Listed records ->
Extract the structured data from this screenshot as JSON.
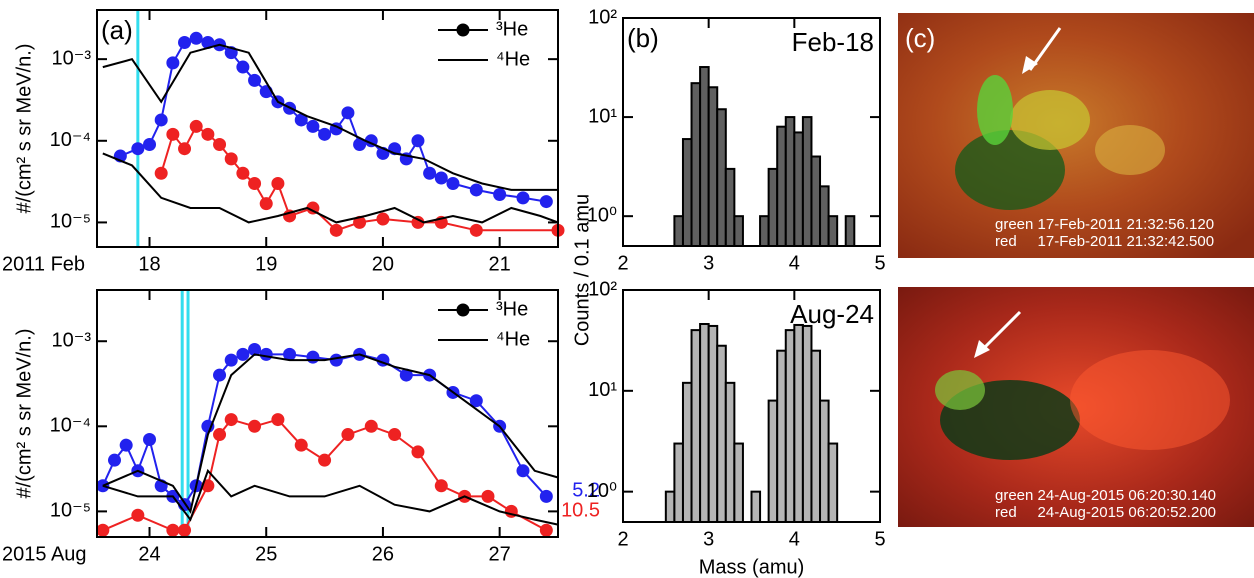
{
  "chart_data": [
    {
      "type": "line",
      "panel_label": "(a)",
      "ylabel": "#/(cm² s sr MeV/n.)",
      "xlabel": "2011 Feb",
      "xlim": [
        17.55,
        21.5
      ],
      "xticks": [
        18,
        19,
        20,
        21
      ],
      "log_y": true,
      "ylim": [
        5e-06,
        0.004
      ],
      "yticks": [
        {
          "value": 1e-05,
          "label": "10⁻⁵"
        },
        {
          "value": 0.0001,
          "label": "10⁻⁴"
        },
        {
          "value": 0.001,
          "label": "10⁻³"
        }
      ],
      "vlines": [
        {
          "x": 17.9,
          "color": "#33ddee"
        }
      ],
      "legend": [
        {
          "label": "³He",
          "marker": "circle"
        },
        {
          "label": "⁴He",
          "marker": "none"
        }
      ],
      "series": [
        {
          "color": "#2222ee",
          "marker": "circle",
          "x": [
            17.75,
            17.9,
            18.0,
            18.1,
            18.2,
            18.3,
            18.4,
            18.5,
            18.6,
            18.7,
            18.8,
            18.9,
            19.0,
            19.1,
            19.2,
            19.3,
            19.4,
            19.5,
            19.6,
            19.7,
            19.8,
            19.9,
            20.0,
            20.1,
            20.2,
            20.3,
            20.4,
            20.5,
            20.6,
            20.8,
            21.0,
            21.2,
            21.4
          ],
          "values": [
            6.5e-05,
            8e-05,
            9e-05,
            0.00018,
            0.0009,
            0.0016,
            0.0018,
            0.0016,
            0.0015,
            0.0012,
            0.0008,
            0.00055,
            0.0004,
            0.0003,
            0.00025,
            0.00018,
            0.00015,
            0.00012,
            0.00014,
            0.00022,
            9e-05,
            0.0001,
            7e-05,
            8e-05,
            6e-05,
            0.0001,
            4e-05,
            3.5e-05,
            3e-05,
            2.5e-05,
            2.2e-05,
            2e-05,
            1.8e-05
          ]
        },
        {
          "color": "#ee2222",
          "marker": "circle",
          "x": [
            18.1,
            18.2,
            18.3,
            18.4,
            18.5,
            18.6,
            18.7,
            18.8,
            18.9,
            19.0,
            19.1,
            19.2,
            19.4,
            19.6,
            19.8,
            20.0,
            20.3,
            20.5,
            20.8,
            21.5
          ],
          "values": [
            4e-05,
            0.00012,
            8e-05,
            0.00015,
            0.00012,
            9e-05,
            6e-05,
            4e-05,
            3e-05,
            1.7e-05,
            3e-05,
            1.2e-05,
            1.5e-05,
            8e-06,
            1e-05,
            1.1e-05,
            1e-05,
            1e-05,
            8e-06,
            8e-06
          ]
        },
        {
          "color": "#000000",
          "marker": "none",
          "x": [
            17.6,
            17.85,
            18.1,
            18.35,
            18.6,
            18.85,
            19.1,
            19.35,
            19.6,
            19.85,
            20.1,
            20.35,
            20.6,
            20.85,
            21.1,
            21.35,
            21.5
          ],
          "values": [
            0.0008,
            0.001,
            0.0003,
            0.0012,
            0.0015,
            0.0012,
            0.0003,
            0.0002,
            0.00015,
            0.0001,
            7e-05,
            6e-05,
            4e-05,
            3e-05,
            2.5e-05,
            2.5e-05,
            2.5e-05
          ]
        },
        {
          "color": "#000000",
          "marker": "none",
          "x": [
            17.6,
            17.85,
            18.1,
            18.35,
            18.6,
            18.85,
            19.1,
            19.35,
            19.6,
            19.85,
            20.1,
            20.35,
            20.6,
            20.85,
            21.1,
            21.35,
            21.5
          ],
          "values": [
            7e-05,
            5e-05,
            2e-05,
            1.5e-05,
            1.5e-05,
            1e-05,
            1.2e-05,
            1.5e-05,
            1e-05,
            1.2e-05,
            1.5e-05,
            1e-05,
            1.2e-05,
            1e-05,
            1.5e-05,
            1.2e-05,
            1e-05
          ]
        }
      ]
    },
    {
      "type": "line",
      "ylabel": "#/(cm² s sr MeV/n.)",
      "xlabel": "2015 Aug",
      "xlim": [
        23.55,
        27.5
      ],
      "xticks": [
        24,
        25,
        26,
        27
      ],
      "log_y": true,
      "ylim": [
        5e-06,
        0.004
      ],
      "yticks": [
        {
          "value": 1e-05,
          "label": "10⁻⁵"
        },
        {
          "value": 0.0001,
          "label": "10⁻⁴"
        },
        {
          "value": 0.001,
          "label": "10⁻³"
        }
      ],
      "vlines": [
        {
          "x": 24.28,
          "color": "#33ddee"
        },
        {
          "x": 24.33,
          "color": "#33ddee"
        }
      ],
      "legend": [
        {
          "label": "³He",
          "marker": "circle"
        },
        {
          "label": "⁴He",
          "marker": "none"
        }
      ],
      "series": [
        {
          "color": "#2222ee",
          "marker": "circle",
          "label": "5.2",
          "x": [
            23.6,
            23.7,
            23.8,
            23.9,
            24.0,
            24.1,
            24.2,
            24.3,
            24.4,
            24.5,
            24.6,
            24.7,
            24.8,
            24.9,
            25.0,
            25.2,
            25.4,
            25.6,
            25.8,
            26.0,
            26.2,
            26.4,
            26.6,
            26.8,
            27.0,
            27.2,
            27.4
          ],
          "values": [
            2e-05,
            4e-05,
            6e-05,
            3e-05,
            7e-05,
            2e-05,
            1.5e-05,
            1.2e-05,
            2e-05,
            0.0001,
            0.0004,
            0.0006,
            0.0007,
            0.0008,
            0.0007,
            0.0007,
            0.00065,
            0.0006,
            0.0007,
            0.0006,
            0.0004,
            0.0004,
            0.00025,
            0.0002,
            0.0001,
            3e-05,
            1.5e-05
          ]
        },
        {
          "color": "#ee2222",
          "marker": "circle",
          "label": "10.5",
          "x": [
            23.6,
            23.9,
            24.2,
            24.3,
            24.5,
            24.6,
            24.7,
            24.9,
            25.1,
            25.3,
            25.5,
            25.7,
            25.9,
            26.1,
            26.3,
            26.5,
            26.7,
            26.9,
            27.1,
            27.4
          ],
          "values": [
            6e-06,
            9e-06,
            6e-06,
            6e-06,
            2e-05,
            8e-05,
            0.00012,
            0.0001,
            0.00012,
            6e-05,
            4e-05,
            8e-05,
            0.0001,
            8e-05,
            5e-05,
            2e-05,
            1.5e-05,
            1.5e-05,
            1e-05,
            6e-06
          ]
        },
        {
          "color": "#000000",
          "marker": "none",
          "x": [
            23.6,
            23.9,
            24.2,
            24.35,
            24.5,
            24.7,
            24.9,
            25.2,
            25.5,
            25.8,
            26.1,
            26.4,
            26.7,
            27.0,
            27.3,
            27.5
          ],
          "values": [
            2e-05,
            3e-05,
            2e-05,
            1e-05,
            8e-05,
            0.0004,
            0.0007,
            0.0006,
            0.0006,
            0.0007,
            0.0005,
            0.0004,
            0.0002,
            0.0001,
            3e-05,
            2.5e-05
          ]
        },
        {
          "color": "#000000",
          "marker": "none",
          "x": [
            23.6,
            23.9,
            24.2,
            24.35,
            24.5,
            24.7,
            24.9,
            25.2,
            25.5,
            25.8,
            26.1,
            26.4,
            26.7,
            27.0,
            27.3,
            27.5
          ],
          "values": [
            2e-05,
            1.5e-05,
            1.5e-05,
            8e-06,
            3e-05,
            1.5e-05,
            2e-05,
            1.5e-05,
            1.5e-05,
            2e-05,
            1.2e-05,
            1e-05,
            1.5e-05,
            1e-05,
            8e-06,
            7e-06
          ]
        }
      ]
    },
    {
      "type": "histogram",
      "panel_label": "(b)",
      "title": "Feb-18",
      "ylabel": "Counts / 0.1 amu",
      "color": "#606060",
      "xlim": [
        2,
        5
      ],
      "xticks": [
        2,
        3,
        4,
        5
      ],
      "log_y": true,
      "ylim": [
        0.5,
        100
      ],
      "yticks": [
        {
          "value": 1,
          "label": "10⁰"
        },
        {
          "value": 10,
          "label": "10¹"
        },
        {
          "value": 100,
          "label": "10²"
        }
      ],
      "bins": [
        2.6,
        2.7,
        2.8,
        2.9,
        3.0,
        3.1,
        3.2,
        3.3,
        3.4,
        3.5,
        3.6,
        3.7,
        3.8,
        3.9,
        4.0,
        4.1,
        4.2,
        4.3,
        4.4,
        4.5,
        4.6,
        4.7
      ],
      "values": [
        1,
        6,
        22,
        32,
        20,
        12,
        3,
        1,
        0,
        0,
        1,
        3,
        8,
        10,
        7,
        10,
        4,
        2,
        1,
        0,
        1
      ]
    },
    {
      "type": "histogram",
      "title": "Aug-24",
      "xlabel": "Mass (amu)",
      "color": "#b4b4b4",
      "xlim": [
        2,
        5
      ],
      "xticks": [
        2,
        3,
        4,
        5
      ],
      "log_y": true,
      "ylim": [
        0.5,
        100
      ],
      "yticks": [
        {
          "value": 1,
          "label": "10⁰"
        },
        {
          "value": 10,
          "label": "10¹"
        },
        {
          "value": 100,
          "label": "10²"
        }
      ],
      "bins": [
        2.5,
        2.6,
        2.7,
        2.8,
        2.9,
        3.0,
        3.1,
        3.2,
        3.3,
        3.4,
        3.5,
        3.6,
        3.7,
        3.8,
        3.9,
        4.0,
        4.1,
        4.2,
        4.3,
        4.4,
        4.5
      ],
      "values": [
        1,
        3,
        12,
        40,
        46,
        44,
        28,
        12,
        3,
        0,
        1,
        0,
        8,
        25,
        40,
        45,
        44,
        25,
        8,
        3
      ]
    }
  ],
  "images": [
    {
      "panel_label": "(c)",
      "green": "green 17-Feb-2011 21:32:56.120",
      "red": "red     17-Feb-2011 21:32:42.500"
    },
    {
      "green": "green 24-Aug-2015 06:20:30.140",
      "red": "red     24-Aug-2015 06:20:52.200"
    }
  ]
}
---
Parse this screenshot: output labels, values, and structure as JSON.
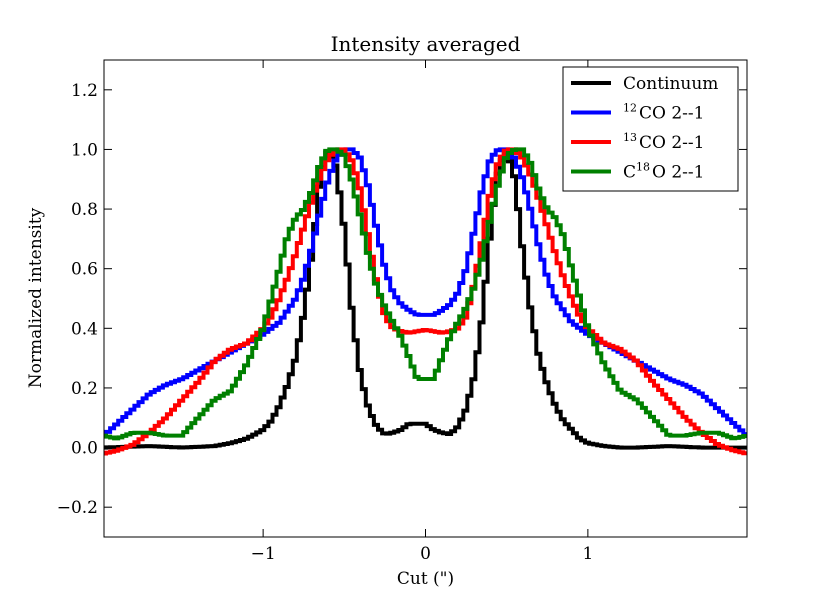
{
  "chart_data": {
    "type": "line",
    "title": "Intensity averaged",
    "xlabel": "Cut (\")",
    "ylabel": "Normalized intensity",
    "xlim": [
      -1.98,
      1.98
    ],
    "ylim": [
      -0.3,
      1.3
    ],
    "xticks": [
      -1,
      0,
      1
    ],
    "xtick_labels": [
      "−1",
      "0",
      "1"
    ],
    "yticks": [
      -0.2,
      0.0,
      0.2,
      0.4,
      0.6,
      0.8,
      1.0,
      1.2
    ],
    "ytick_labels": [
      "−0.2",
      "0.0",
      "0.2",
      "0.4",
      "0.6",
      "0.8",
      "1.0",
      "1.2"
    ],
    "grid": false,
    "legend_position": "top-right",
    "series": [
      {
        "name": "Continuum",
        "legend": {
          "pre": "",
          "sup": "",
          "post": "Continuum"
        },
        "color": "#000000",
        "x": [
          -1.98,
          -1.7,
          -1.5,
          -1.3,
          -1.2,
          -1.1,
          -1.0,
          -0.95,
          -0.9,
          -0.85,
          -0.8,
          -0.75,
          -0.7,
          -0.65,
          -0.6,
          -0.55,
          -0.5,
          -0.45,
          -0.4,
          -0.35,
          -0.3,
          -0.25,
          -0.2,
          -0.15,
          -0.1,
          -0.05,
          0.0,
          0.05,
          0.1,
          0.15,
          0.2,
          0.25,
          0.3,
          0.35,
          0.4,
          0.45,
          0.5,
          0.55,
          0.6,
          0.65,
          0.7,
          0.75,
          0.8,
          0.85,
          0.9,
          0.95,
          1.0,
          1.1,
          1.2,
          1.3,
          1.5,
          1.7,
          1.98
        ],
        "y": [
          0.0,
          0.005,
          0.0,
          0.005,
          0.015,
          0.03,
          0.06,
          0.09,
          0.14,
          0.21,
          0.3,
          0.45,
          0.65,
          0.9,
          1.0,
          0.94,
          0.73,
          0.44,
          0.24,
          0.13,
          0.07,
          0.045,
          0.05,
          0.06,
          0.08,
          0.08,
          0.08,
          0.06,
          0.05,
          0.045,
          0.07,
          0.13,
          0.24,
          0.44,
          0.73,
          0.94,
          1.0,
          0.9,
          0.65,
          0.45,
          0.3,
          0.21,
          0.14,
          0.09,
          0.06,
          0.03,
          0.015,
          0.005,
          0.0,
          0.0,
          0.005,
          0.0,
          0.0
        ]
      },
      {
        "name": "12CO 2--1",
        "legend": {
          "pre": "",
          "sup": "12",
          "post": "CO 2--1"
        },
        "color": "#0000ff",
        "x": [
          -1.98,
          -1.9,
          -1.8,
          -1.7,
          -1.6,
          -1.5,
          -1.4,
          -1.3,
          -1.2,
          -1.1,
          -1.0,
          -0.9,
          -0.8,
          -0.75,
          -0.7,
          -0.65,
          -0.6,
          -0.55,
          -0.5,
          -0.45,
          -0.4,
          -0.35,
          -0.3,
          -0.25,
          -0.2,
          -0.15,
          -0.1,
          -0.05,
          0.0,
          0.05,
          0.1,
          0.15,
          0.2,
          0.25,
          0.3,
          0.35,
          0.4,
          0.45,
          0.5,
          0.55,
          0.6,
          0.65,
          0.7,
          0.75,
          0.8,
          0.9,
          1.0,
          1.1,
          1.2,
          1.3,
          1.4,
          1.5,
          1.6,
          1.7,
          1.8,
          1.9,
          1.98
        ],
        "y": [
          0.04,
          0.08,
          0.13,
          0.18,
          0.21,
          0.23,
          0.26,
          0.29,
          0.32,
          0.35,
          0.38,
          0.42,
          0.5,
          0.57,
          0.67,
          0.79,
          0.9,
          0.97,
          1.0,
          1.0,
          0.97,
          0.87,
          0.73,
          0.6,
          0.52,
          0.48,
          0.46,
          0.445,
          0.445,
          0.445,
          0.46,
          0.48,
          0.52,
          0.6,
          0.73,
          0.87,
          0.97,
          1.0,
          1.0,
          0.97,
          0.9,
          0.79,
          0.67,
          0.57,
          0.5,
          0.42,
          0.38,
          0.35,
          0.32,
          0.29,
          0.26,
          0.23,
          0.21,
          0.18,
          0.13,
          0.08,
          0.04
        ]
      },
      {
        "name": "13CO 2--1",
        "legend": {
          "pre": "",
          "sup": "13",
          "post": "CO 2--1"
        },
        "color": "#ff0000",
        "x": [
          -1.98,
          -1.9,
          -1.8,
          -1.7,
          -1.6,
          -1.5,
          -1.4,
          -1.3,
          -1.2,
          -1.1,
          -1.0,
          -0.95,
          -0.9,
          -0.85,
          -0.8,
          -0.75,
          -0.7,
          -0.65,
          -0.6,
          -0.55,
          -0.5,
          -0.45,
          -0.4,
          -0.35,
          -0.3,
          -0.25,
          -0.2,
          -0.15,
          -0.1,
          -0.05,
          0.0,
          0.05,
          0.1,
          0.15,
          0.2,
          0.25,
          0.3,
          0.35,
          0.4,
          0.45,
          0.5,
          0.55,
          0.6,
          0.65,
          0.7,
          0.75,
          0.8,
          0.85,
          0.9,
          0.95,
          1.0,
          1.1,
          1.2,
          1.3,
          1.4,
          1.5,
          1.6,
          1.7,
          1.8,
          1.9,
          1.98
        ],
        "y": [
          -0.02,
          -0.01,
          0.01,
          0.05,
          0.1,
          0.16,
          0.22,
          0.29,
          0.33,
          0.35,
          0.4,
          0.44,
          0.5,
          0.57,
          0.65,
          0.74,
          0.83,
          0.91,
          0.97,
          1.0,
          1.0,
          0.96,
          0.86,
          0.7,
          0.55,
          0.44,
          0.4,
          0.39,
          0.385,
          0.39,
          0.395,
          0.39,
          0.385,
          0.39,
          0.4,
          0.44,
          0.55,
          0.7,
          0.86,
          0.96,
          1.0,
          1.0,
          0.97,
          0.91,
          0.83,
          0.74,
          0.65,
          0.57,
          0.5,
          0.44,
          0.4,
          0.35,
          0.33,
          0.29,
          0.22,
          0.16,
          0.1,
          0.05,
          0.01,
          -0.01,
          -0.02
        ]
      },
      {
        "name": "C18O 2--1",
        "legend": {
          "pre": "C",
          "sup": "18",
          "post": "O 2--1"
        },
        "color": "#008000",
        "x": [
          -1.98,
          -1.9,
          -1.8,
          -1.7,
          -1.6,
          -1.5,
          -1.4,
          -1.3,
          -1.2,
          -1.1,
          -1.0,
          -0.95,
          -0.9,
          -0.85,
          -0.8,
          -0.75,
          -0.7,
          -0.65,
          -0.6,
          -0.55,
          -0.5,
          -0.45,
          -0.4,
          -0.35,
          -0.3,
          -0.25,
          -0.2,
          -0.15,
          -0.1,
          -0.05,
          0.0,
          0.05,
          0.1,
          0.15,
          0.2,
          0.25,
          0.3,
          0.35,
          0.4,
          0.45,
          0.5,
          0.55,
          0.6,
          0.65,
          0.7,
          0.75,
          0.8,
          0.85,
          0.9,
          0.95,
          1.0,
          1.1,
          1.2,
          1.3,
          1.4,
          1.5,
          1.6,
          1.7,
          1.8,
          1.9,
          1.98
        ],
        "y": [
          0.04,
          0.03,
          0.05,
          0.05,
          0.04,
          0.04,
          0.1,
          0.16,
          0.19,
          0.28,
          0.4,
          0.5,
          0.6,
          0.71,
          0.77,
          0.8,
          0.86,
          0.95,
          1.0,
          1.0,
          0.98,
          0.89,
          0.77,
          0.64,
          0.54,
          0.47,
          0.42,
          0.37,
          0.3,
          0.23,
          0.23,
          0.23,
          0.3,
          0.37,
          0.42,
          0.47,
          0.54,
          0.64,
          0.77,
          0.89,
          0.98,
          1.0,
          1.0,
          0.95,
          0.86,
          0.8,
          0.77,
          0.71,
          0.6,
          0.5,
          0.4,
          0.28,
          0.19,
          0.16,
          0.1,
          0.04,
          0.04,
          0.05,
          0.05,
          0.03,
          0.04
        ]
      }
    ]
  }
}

Set task ->
Where a line of the data holds "JSON", show that line.

Task response ->
Extract the structured data from this screenshot as JSON.
Parse this screenshot: output labels, values, and structure as JSON.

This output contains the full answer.